Quand on parle de black metal, on pense immédiatement aux vastes étendues enneigées de la Scandinavie et à d’immenses forêts où, sur un traveling lent en noir et blanc, déferlent des vagues de blast beats et des hurlements torturés. Bien loin de ce poncif officient pourtant les controversés (chez eux en tout cas) black metalleux d’Al-Namrood, qui nous viennent tout droit d’Arabie Saoudite, et nous offrent leur cinquième album Diaji Al Joor (traduisez L’Ombre de l’Injustice).
Autant le dire de suite, la première écoute n’est pas aisée, et l’album en nécessite au moins deux pour être bien appréhendé. En cause, non pas la production précaire (que l’on connaît bien au black, qui n’est TRVE que lorsque le son crache à chaque coup de caisse claire), mais les instruments arabes instillant çà et là quelques tiers et quarts de ton, pas vraiment très naturels pour un auditeur habitué à notre traditionnel demi-ton. L’ensemble est donc un black metal sombre et majoritairement lent et lourd, assez pauvre en blast beats, à très forte consonance orientale, et le détail qui surprend est l’absence du chant éraillé et perçant propre au style. On entend ici un timbre rauque, guttural, mais néanmoins chanté, qui fait plutôt penser à du doom metal.

Extrait des données =
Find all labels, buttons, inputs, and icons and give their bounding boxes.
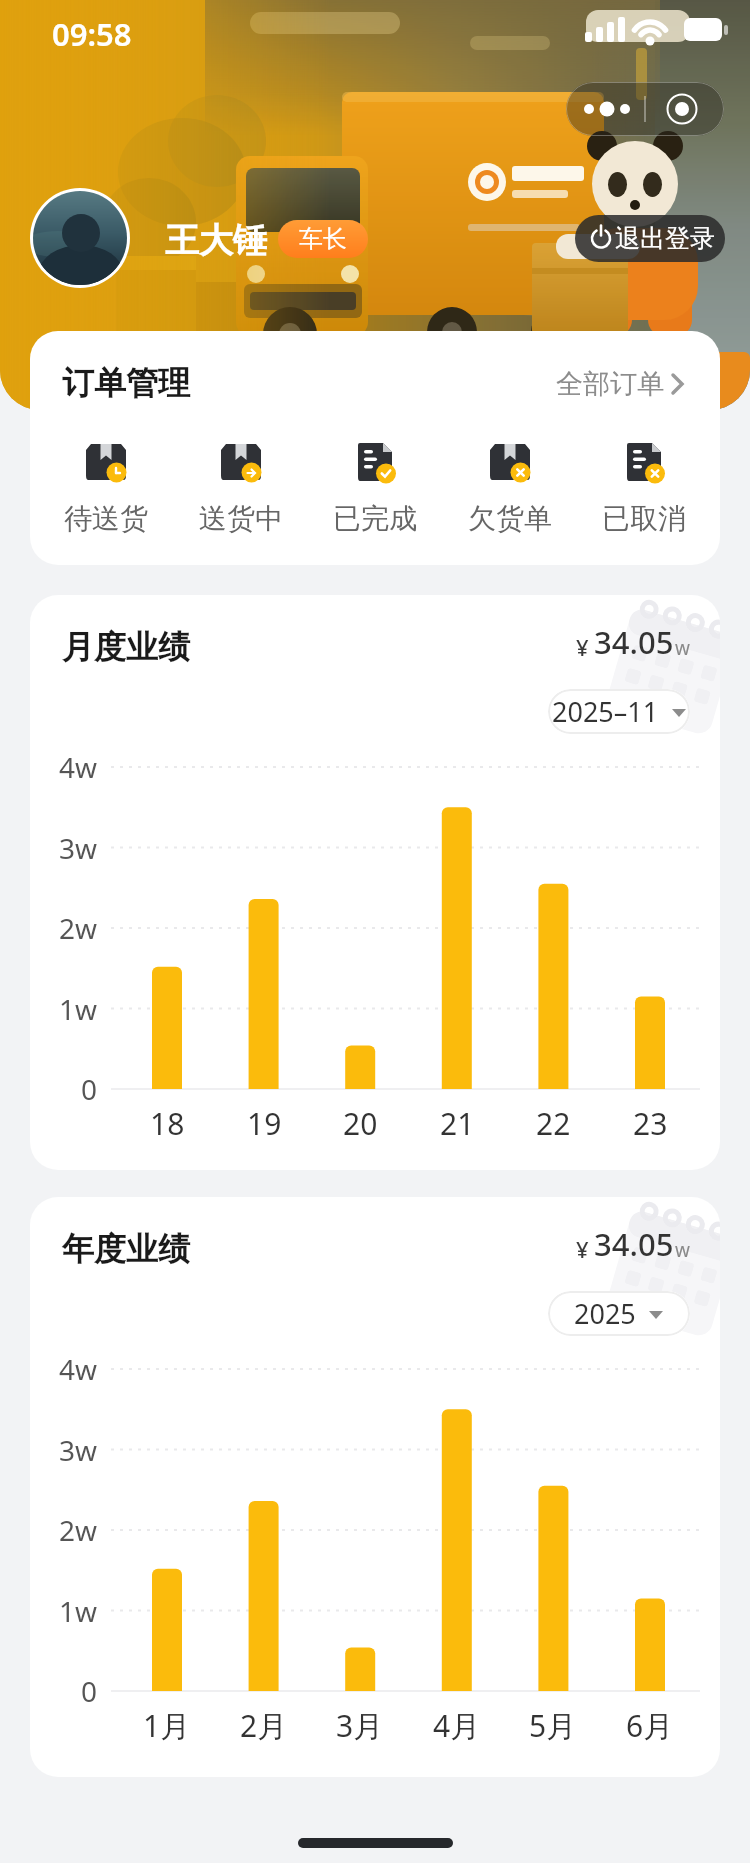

Travail demandé = Résumez la chronique en deux phrases, s'il vous plaît. Les lignes n'ont aucun lien avec la chronique.

Solution proposée = Al-Namrood, groupe de black metal venu d'Arabie Saoudite et loin du cliché scandinave du genre, sort son cinquième album, Diaji Al Joor. Il faut au moins deux écoutes pour l'apprécier à cause des tiers et quarts de ton des instruments arabes, et l'on y trouve un black metal sombre, surtout lent et lourd, à forte consonance orientale, porté par un chant rauque et guttural qui évoque plutôt le doom metal.